## Description of the task
Set down each record below precisely, skipping the pictures.

## Data records
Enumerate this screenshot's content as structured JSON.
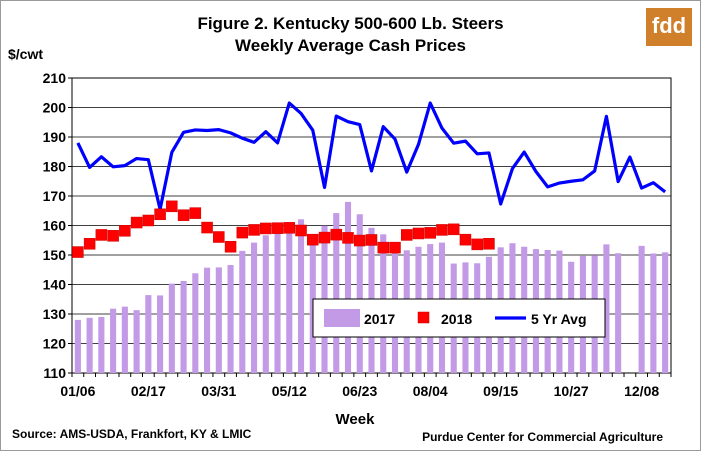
{
  "logo": {
    "text": "fdd"
  },
  "chart_data": {
    "type": "bar+scatter+line",
    "title": "Figure 2. Kentucky 500-600 Lb. Steers",
    "subtitle": "Weekly Average Cash Prices",
    "ylabel": "$/cwt",
    "xlabel": "Week",
    "ylim": [
      110,
      210
    ],
    "yticks": [
      110,
      120,
      130,
      140,
      150,
      160,
      170,
      180,
      190,
      200,
      210
    ],
    "x_tick_labels": [
      {
        "week": 1,
        "label": "01/06"
      },
      {
        "week": 7,
        "label": "02/17"
      },
      {
        "week": 13,
        "label": "03/31"
      },
      {
        "week": 19,
        "label": "05/12"
      },
      {
        "week": 25,
        "label": "06/23"
      },
      {
        "week": 31,
        "label": "08/04"
      },
      {
        "week": 37,
        "label": "09/15"
      },
      {
        "week": 43,
        "label": "10/27"
      },
      {
        "week": 49,
        "label": "12/08"
      }
    ],
    "legend_position": "bottom-right, inside plot",
    "grid": "horizontal",
    "series": [
      {
        "name": "2017",
        "type": "bar",
        "color": "#c39ae6",
        "values": [
          128,
          128.7,
          129,
          131.8,
          132.5,
          131.3,
          136.4,
          136.3,
          140.3,
          141.2,
          143.8,
          145.7,
          145.8,
          146.6,
          151.4,
          154.2,
          156.7,
          158.6,
          160.8,
          162.1,
          157,
          159.9,
          164.2,
          168,
          163.8,
          159.2,
          157,
          152,
          151.6,
          152.8,
          153.7,
          154.2,
          147.1,
          147.5,
          147.2,
          149.4,
          152.6,
          154,
          152.8,
          152,
          151.7,
          151.5,
          147.7,
          149.7,
          149.9,
          153.6,
          150.6,
          null,
          153.1,
          150.5,
          150.9
        ]
      },
      {
        "name": "2018",
        "type": "marker",
        "color": "#ff0000",
        "values": [
          151,
          153.8,
          156.8,
          156.5,
          158.2,
          161,
          161.7,
          163.8,
          166.5,
          163.5,
          164.2,
          159.3,
          156.1,
          152.8,
          157.6,
          158.5,
          159,
          159.1,
          159.2,
          158.3,
          155.2,
          155.9,
          156.9,
          155.8,
          154.9,
          155.1,
          152.5,
          152.5,
          156.8,
          157.3,
          157.5,
          158.5,
          158.7,
          155.2,
          153.6,
          153.8
        ]
      },
      {
        "name": "5 Yr Avg",
        "type": "line",
        "color": "#0000ff",
        "values": [
          188,
          179.7,
          183.3,
          179.9,
          180.3,
          182.7,
          182.3,
          165.5,
          184.8,
          191.6,
          192.4,
          192.2,
          192.5,
          191.4,
          189.6,
          188.2,
          191.8,
          188,
          201.5,
          198,
          192.3,
          172.9,
          197.1,
          195.2,
          194.2,
          178.5,
          193.5,
          189.3,
          178.1,
          187.5,
          201.5,
          193,
          187.9,
          188.6,
          184.3,
          184.6,
          167.3,
          179.3,
          184.9,
          178.3,
          173.1,
          174.4,
          175,
          175.5,
          178.5,
          197,
          174.9,
          183.2,
          172.7,
          174.5,
          171.4
        ]
      }
    ]
  },
  "footer": {
    "source": "Source:  AMS-USDA,  Frankfort, KY & LMIC",
    "credit": "Purdue Center for Commercial Agriculture"
  }
}
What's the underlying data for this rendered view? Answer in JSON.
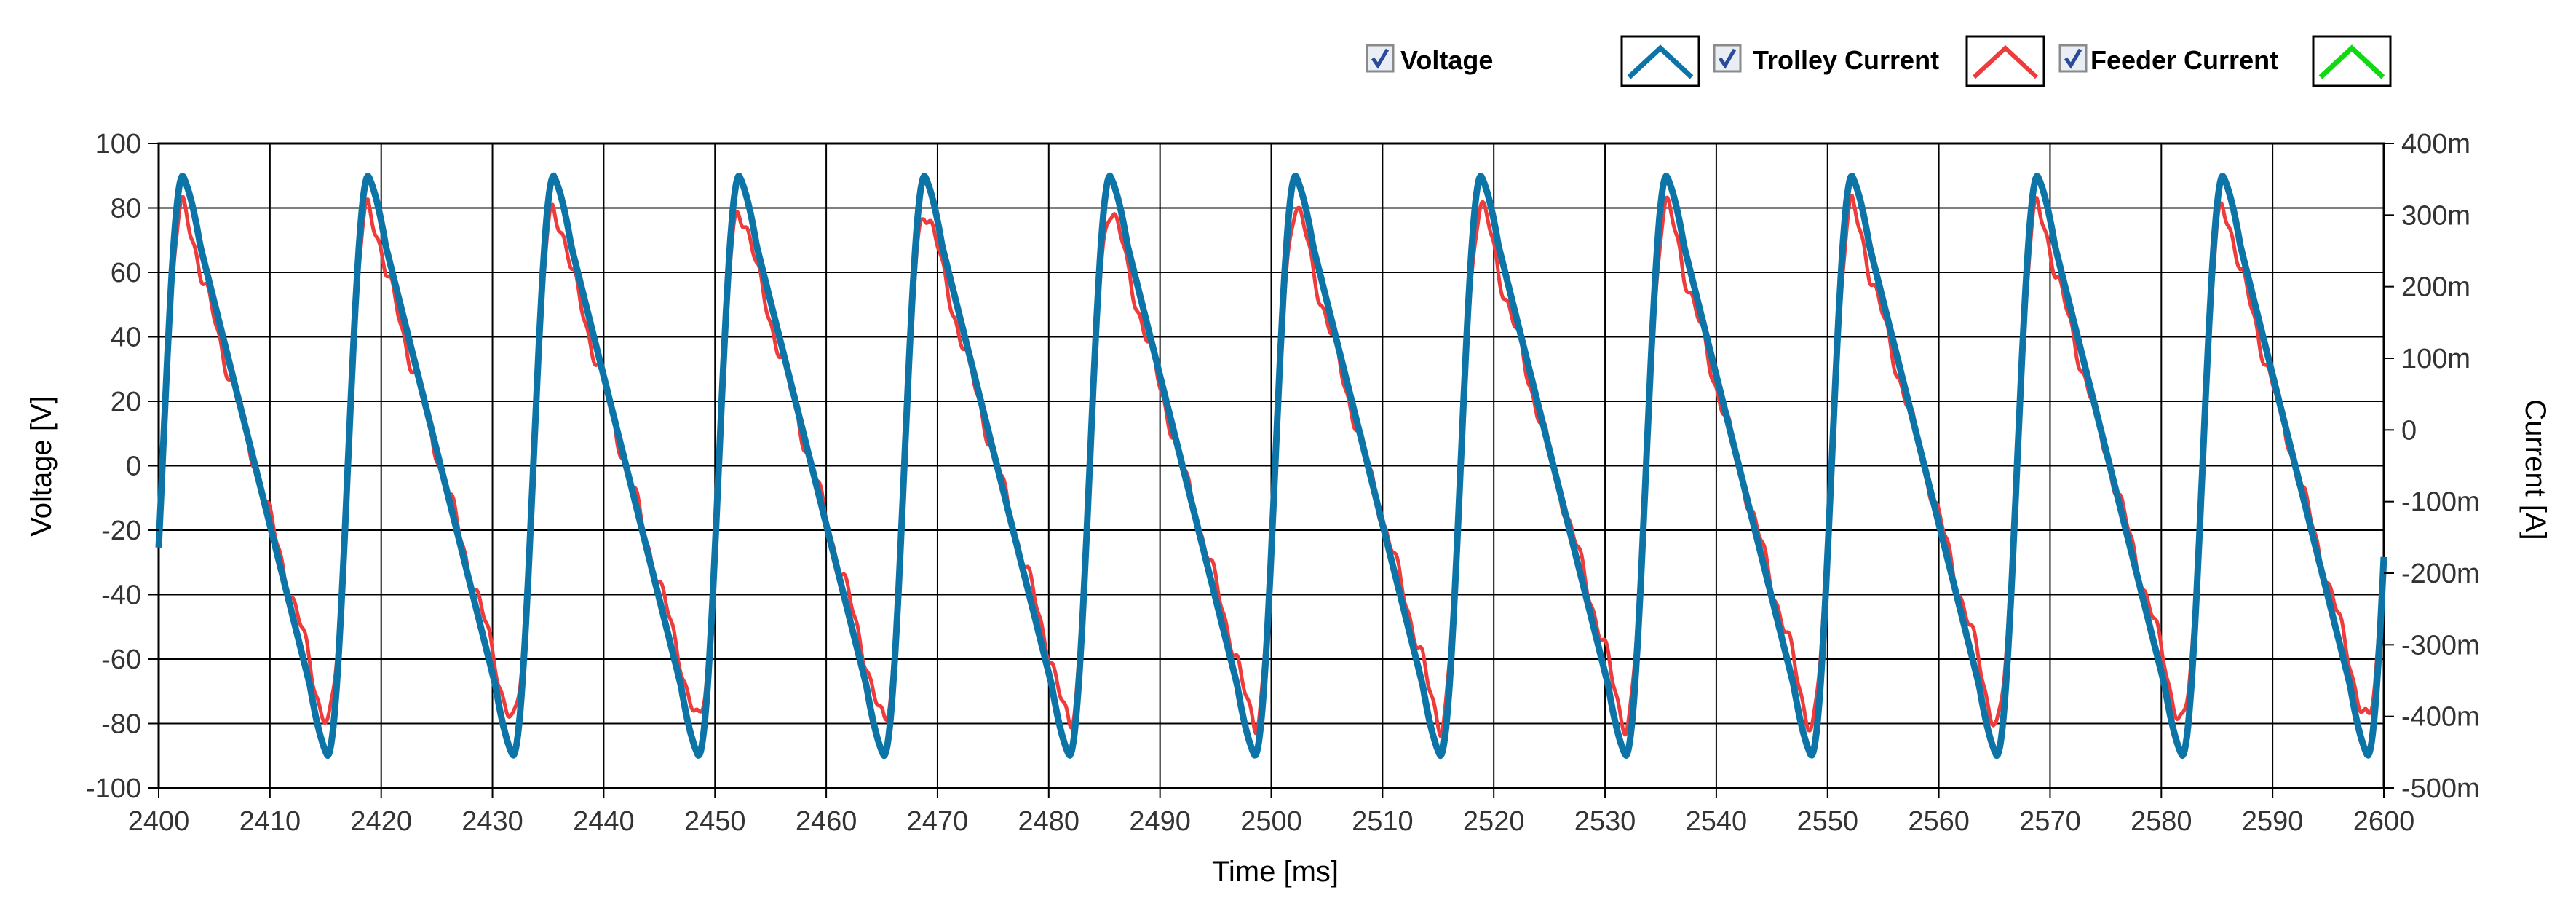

## Exercise output
Enumerate this screenshot's content as structured JSON.
{
  "logo": {
    "text": "fdd"
  },
  "chart_data": {
    "type": "bar+scatter+line",
    "title": "Figure 2. Kentucky 500-600 Lb. Steers",
    "subtitle": "Weekly Average Cash Prices",
    "ylabel": "$/cwt",
    "xlabel": "Week",
    "ylim": [
      110,
      210
    ],
    "yticks": [
      110,
      120,
      130,
      140,
      150,
      160,
      170,
      180,
      190,
      200,
      210
    ],
    "x_tick_labels": [
      {
        "week": 1,
        "label": "01/06"
      },
      {
        "week": 7,
        "label": "02/17"
      },
      {
        "week": 13,
        "label": "03/31"
      },
      {
        "week": 19,
        "label": "05/12"
      },
      {
        "week": 25,
        "label": "06/23"
      },
      {
        "week": 31,
        "label": "08/04"
      },
      {
        "week": 37,
        "label": "09/15"
      },
      {
        "week": 43,
        "label": "10/27"
      },
      {
        "week": 49,
        "label": "12/08"
      }
    ],
    "legend_position": "bottom-right, inside plot",
    "grid": "horizontal",
    "series": [
      {
        "name": "2017",
        "type": "bar",
        "color": "#c39ae6",
        "values": [
          128,
          128.7,
          129,
          131.8,
          132.5,
          131.3,
          136.4,
          136.3,
          140.3,
          141.2,
          143.8,
          145.7,
          145.8,
          146.6,
          151.4,
          154.2,
          156.7,
          158.6,
          160.8,
          162.1,
          157,
          159.9,
          164.2,
          168,
          163.8,
          159.2,
          157,
          152,
          151.6,
          152.8,
          153.7,
          154.2,
          147.1,
          147.5,
          147.2,
          149.4,
          152.6,
          154,
          152.8,
          152,
          151.7,
          151.5,
          147.7,
          149.7,
          149.9,
          153.6,
          150.6,
          null,
          153.1,
          150.5,
          150.9
        ]
      },
      {
        "name": "2018",
        "type": "marker",
        "color": "#ff0000",
        "values": [
          151,
          153.8,
          156.8,
          156.5,
          158.2,
          161,
          161.7,
          163.8,
          166.5,
          163.5,
          164.2,
          159.3,
          156.1,
          152.8,
          157.6,
          158.5,
          159,
          159.1,
          159.2,
          158.3,
          155.2,
          155.9,
          156.9,
          155.8,
          154.9,
          155.1,
          152.5,
          152.5,
          156.8,
          157.3,
          157.5,
          158.5,
          158.7,
          155.2,
          153.6,
          153.8
        ]
      },
      {
        "name": "5 Yr Avg",
        "type": "line",
        "color": "#0000ff",
        "values": [
          188,
          179.7,
          183.3,
          179.9,
          180.3,
          182.7,
          182.3,
          165.5,
          184.8,
          191.6,
          192.4,
          192.2,
          192.5,
          191.4,
          189.6,
          188.2,
          191.8,
          188,
          201.5,
          198,
          192.3,
          172.9,
          197.1,
          195.2,
          194.2,
          178.5,
          193.5,
          189.3,
          178.1,
          187.5,
          201.5,
          193,
          187.9,
          188.6,
          184.3,
          184.6,
          167.3,
          179.3,
          184.9,
          178.3,
          173.1,
          174.4,
          175,
          175.5,
          178.5,
          197,
          174.9,
          183.2,
          172.7,
          174.5,
          171.4
        ]
      }
    ]
  },
  "footer": {
    "source": "Source:  AMS-USDA,  Frankfort, KY & LMIC",
    "credit": "Purdue Center for Commercial Agriculture"
  }
}
What's the underlying data for this rendered view? Answer in JSON.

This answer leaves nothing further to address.